-------- DATA SUPPLIED --------

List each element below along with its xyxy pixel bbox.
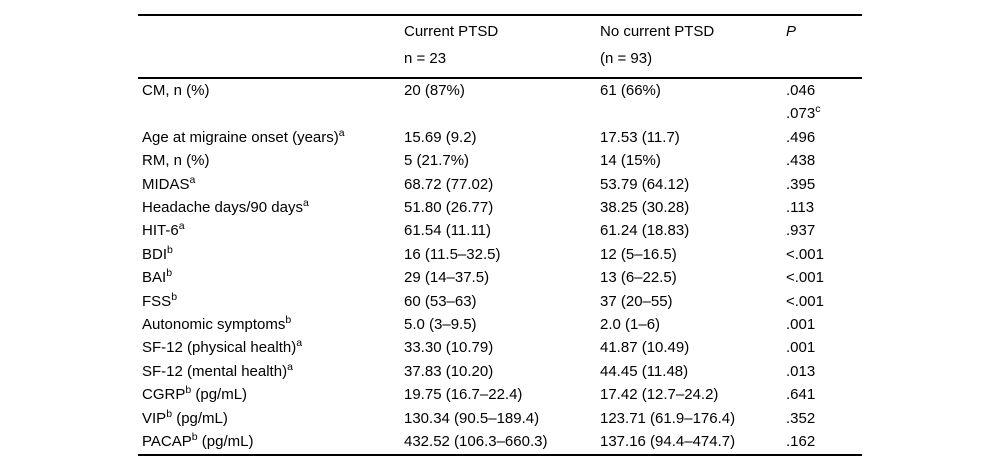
- table-row-hit6: HIT-6a 61.54 (11.11) 61.24 (18.83) .937: [138, 219, 862, 242]
- p-value: .013: [786, 362, 816, 380]
- row-label: Autonomic symptomsb: [142, 314, 292, 334]
- p-value: .395: [786, 175, 816, 193]
- no-current-ptsd-value: 2.0 (1–6): [600, 316, 661, 334]
- row-label: CM, n (%): [142, 82, 210, 99]
- table-body: CM, n (%) 20 (87%) 61 (66%) .046 .073c A…: [138, 78, 862, 455]
- p-value: <.001: [786, 269, 824, 287]
- col-header-current-ptsd-title: Current PTSD: [404, 23, 499, 40]
- current-ptsd-value: 432.52 (106.3–660.3): [404, 433, 548, 451]
- current-ptsd-value: 19.75 (16.7–22.4): [404, 386, 523, 404]
- row-label: Age at migraine onset (years)a: [142, 126, 345, 146]
- col-header-no-current-ptsd-title: No current PTSD: [600, 23, 715, 40]
- row-label: PACAPb (pg/mL): [142, 431, 254, 451]
- current-ptsd-value: 37.83 (10.20): [404, 362, 494, 380]
- no-current-ptsd-value: 38.25 (30.28): [600, 199, 690, 217]
- p-value: .113: [786, 199, 815, 217]
- col-header-current-ptsd: Current PTSD n = 23: [404, 15, 600, 79]
- row-label: SF-12 (mental health)a: [142, 360, 293, 380]
- header-row: Current PTSD n = 23 No current PTSD (n =…: [138, 15, 862, 79]
- p-value: .352: [786, 409, 816, 427]
- col-header-no-current-ptsd: No current PTSD (n = 93): [600, 15, 786, 79]
- p-value: .937: [786, 222, 816, 240]
- row-label: FSSb: [142, 290, 178, 310]
- row-label: RM, n (%): [142, 152, 210, 170]
- table-row-midas: MIDASa 68.72 (77.02) 53.79 (64.12) .395: [138, 173, 862, 196]
- current-ptsd-value: 68.72 (77.02): [404, 175, 494, 193]
- current-ptsd-value: 130.34 (90.5–189.4): [404, 409, 540, 427]
- current-ptsd-value: 5.0 (3–9.5): [404, 316, 477, 334]
- row-label: VIPb (pg/mL): [142, 407, 228, 427]
- no-current-ptsd-value: 61.24 (18.83): [600, 222, 690, 240]
- p-value: .001: [786, 339, 816, 357]
- row-label: CGRPb (pg/mL): [142, 384, 248, 404]
- current-ptsd-value: 15.69 (9.2): [404, 128, 477, 146]
- table-row-cgrp: CGRPb (pg/mL) 19.75 (16.7–22.4) 17.42 (1…: [138, 383, 862, 406]
- no-current-ptsd-value: 17.42 (12.7–24.2): [600, 386, 719, 404]
- no-current-ptsd-value: 14 (15%): [600, 152, 661, 170]
- p-value: .641: [786, 386, 816, 404]
- header-empty-cell: [138, 15, 404, 79]
- row-label: MIDASa: [142, 173, 196, 193]
- current-ptsd-value: 33.30 (10.79): [404, 339, 494, 357]
- table-row-age-onset: Age at migraine onset (years)a 15.69 (9.…: [138, 126, 862, 149]
- table-row-bdi: BDIb 16 (11.5–32.5) 12 (5–16.5) <.001: [138, 243, 862, 266]
- current-ptsd-value: 51.80 (26.77): [404, 199, 494, 217]
- col-header-no-current-ptsd-n: (n = 93): [600, 50, 653, 67]
- current-ptsd-value: 61.54 (11.11): [404, 222, 492, 240]
- no-current-ptsd-value: 17.53 (11.7): [600, 128, 680, 146]
- no-current-ptsd-value: 12 (5–16.5): [600, 245, 677, 263]
- current-ptsd-value: 60 (53–63): [404, 292, 477, 310]
- col-header-current-ptsd-n: n = 23: [404, 50, 447, 67]
- p-value: .046 .073c: [786, 78, 862, 126]
- current-ptsd-value: 16 (11.5–32.5): [404, 245, 501, 263]
- row-label: HIT-6a: [142, 220, 185, 240]
- table-row-sf12-mental: SF-12 (mental health)a 37.83 (10.20) 44.…: [138, 360, 862, 383]
- row-label: BDIb: [142, 243, 173, 263]
- table-row-sf12-physical: SF-12 (physical health)a 33.30 (10.79) 4…: [138, 336, 862, 359]
- col-header-p: P: [786, 15, 862, 79]
- table-row-autonomic: Autonomic symptomsb 5.0 (3–9.5) 2.0 (1–6…: [138, 313, 862, 336]
- row-label: BAIb: [142, 267, 173, 287]
- p-value: .162: [786, 433, 816, 451]
- no-current-ptsd-value: 123.71 (61.9–176.4): [600, 409, 736, 427]
- table-row-fss: FSSb 60 (53–63) 37 (20–55) <.001: [138, 290, 862, 313]
- current-ptsd-value: 20 (87%): [404, 82, 465, 99]
- no-current-ptsd-value: 61 (66%): [600, 82, 661, 99]
- no-current-ptsd-value: 41.87 (10.49): [600, 339, 690, 357]
- ptsd-comparison-table: Current PTSD n = 23 No current PTSD (n =…: [138, 14, 862, 456]
- no-current-ptsd-value: 37 (20–55): [600, 292, 673, 310]
- row-label: SF-12 (physical health)a: [142, 337, 303, 357]
- p-value: <.001: [786, 292, 824, 310]
- p-value: <.001: [786, 245, 824, 263]
- p-value: .496: [786, 128, 816, 146]
- p-value: .438: [786, 152, 816, 170]
- current-ptsd-value: 5 (21.7%): [404, 152, 470, 170]
- table-row-pacap: PACAPb (pg/mL) 432.52 (106.3–660.3) 137.…: [138, 430, 862, 454]
- table-header: Current PTSD n = 23 No current PTSD (n =…: [138, 15, 862, 79]
- no-current-ptsd-value: 53.79 (64.12): [600, 175, 690, 193]
- table-row-bai: BAIb 29 (14–37.5) 13 (6–22.5) <.001: [138, 266, 862, 289]
- table-row-vip: VIPb (pg/mL) 130.34 (90.5–189.4) 123.71 …: [138, 407, 862, 430]
- table-row-headache-days: Headache days/90 daysa 51.80 (26.77) 38.…: [138, 196, 862, 219]
- table-row-cm: CM, n (%) 20 (87%) 61 (66%) .046 .073c: [138, 78, 862, 126]
- no-current-ptsd-value: 13 (6–22.5): [600, 269, 677, 287]
- p-value-line2: .073c: [786, 103, 821, 123]
- no-current-ptsd-value: 137.16 (94.4–474.7): [600, 433, 736, 451]
- p-value-line1: .046: [786, 82, 816, 99]
- current-ptsd-value: 29 (14–37.5): [404, 269, 490, 287]
- p-value: .001: [786, 316, 816, 334]
- row-label: Headache days/90 daysa: [142, 197, 309, 217]
- no-current-ptsd-value: 44.45 (11.48): [600, 362, 689, 380]
- table-row-rm: RM, n (%) 5 (21.7%) 14 (15%) .438: [138, 149, 862, 172]
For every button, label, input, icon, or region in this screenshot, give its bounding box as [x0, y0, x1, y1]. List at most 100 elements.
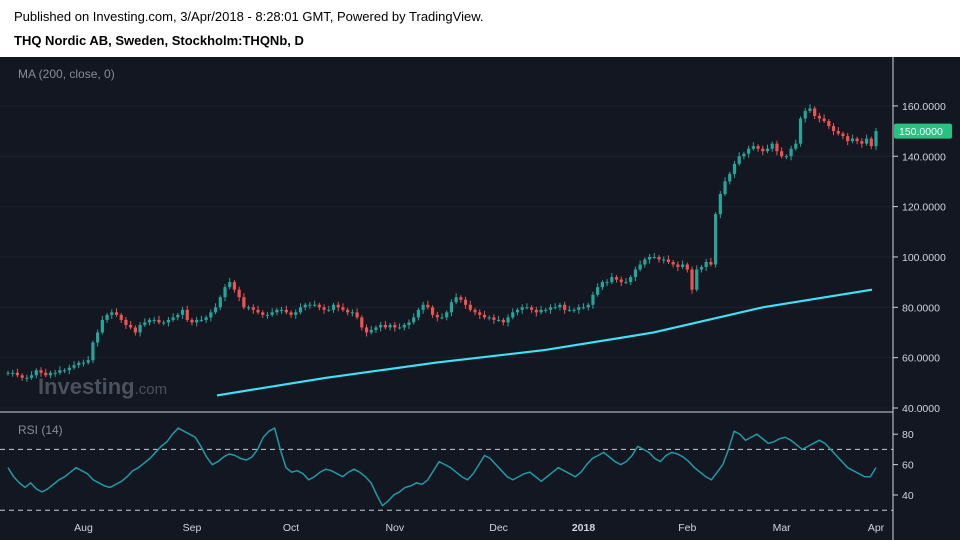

--------

Reproduce every line of the data above verbatim, leaving out the pictures.

List each element below along with its xyxy pixel bbox.
- table-row-hit6: HIT-6a 61.54 (11.11) 61.24 (18.83) .937: [138, 219, 862, 242]
- p-value: .013: [786, 362, 816, 380]
- row-label: Autonomic symptomsb: [142, 314, 292, 334]
- p-value: .395: [786, 175, 816, 193]
- no-current-ptsd-value: 2.0 (1–6): [600, 316, 661, 334]
- row-label: CM, n (%): [142, 82, 210, 99]
- table-body: CM, n (%) 20 (87%) 61 (66%) .046 .073c A…: [138, 78, 862, 455]
- p-value: <.001: [786, 269, 824, 287]
- col-header-current-ptsd-title: Current PTSD: [404, 23, 499, 40]
- current-ptsd-value: 432.52 (106.3–660.3): [404, 433, 548, 451]
- current-ptsd-value: 19.75 (16.7–22.4): [404, 386, 523, 404]
- row-label: Age at migraine onset (years)a: [142, 126, 345, 146]
- col-header-no-current-ptsd-title: No current PTSD: [600, 23, 715, 40]
- row-label: PACAPb (pg/mL): [142, 431, 254, 451]
- current-ptsd-value: 37.83 (10.20): [404, 362, 494, 380]
- no-current-ptsd-value: 38.25 (30.28): [600, 199, 690, 217]
- p-value: .113: [786, 199, 815, 217]
- col-header-current-ptsd: Current PTSD n = 23: [404, 15, 600, 79]
- row-label: SF-12 (mental health)a: [142, 360, 293, 380]
- header-row: Current PTSD n = 23 No current PTSD (n =…: [138, 15, 862, 79]
- p-value: .352: [786, 409, 816, 427]
- col-header-no-current-ptsd: No current PTSD (n = 93): [600, 15, 786, 79]
- p-value: .937: [786, 222, 816, 240]
- row-label: FSSb: [142, 290, 178, 310]
- row-label: RM, n (%): [142, 152, 210, 170]
- table-row-midas: MIDASa 68.72 (77.02) 53.79 (64.12) .395: [138, 173, 862, 196]
- current-ptsd-value: 68.72 (77.02): [404, 175, 494, 193]
- current-ptsd-value: 130.34 (90.5–189.4): [404, 409, 540, 427]
- current-ptsd-value: 5.0 (3–9.5): [404, 316, 477, 334]
- row-label: VIPb (pg/mL): [142, 407, 228, 427]
- no-current-ptsd-value: 61.24 (18.83): [600, 222, 690, 240]
- p-value: .001: [786, 339, 816, 357]
- row-label: CGRPb (pg/mL): [142, 384, 248, 404]
- current-ptsd-value: 15.69 (9.2): [404, 128, 477, 146]
- table-row-cgrp: CGRPb (pg/mL) 19.75 (16.7–22.4) 17.42 (1…: [138, 383, 862, 406]
- no-current-ptsd-value: 17.42 (12.7–24.2): [600, 386, 719, 404]
- no-current-ptsd-value: 14 (15%): [600, 152, 661, 170]
- p-value: .641: [786, 386, 816, 404]
- header-empty-cell: [138, 15, 404, 79]
- row-label: MIDASa: [142, 173, 196, 193]
- current-ptsd-value: 33.30 (10.79): [404, 339, 494, 357]
- table-row-age-onset: Age at migraine onset (years)a 15.69 (9.…: [138, 126, 862, 149]
- table-row-bdi: BDIb 16 (11.5–32.5) 12 (5–16.5) <.001: [138, 243, 862, 266]
- current-ptsd-value: 51.80 (26.77): [404, 199, 494, 217]
- col-header-no-current-ptsd-n: (n = 93): [600, 50, 653, 67]
- current-ptsd-value: 61.54 (11.11): [404, 222, 492, 240]
- no-current-ptsd-value: 17.53 (11.7): [600, 128, 680, 146]
- no-current-ptsd-value: 12 (5–16.5): [600, 245, 677, 263]
- current-ptsd-value: 60 (53–63): [404, 292, 477, 310]
- col-header-current-ptsd-n: n = 23: [404, 50, 447, 67]
- p-value: .046 .073c: [786, 78, 862, 126]
- current-ptsd-value: 16 (11.5–32.5): [404, 245, 501, 263]
- row-label: HIT-6a: [142, 220, 185, 240]
- table-row-sf12-mental: SF-12 (mental health)a 37.83 (10.20) 44.…: [138, 360, 862, 383]
- row-label: BDIb: [142, 243, 173, 263]
- table-row-sf12-physical: SF-12 (physical health)a 33.30 (10.79) 4…: [138, 336, 862, 359]
- col-header-p: P: [786, 15, 862, 79]
- table-row-autonomic: Autonomic symptomsb 5.0 (3–9.5) 2.0 (1–6…: [138, 313, 862, 336]
- row-label: BAIb: [142, 267, 173, 287]
- p-value: .162: [786, 433, 816, 451]
- no-current-ptsd-value: 123.71 (61.9–176.4): [600, 409, 736, 427]
- table-row-fss: FSSb 60 (53–63) 37 (20–55) <.001: [138, 290, 862, 313]
- current-ptsd-value: 20 (87%): [404, 82, 465, 99]
- no-current-ptsd-value: 61 (66%): [600, 82, 661, 99]
- no-current-ptsd-value: 41.87 (10.49): [600, 339, 690, 357]
- ptsd-comparison-table: Current PTSD n = 23 No current PTSD (n =…: [138, 14, 862, 456]
- no-current-ptsd-value: 37 (20–55): [600, 292, 673, 310]
- row-label: SF-12 (physical health)a: [142, 337, 303, 357]
- p-value: <.001: [786, 292, 824, 310]
- p-value: <.001: [786, 245, 824, 263]
- p-value: .496: [786, 128, 816, 146]
- p-value: .438: [786, 152, 816, 170]
- current-ptsd-value: 5 (21.7%): [404, 152, 470, 170]
- table-row-pacap: PACAPb (pg/mL) 432.52 (106.3–660.3) 137.…: [138, 430, 862, 454]
- table-header: Current PTSD n = 23 No current PTSD (n =…: [138, 15, 862, 79]
- no-current-ptsd-value: 53.79 (64.12): [600, 175, 690, 193]
- table-row-bai: BAIb 29 (14–37.5) 13 (6–22.5) <.001: [138, 266, 862, 289]
- table-row-vip: VIPb (pg/mL) 130.34 (90.5–189.4) 123.71 …: [138, 407, 862, 430]
- table-row-headache-days: Headache days/90 daysa 51.80 (26.77) 38.…: [138, 196, 862, 219]
- table-row-cm: CM, n (%) 20 (87%) 61 (66%) .046 .073c: [138, 78, 862, 126]
- no-current-ptsd-value: 13 (6–22.5): [600, 269, 677, 287]
- p-value-line2: .073c: [786, 103, 821, 123]
- no-current-ptsd-value: 137.16 (94.4–474.7): [600, 433, 736, 451]
- p-value-line1: .046: [786, 82, 816, 99]
- current-ptsd-value: 29 (14–37.5): [404, 269, 490, 287]
- p-value: .001: [786, 316, 816, 334]
- row-label: Headache days/90 daysa: [142, 197, 309, 217]
- no-current-ptsd-value: 44.45 (11.48): [600, 362, 689, 380]
- table-row-rm: RM, n (%) 5 (21.7%) 14 (15%) .438: [138, 149, 862, 172]
For every button, label, input, icon, or region in this screenshot, give its bounding box as [x0, y0, x1, y1]. List at most 100 elements.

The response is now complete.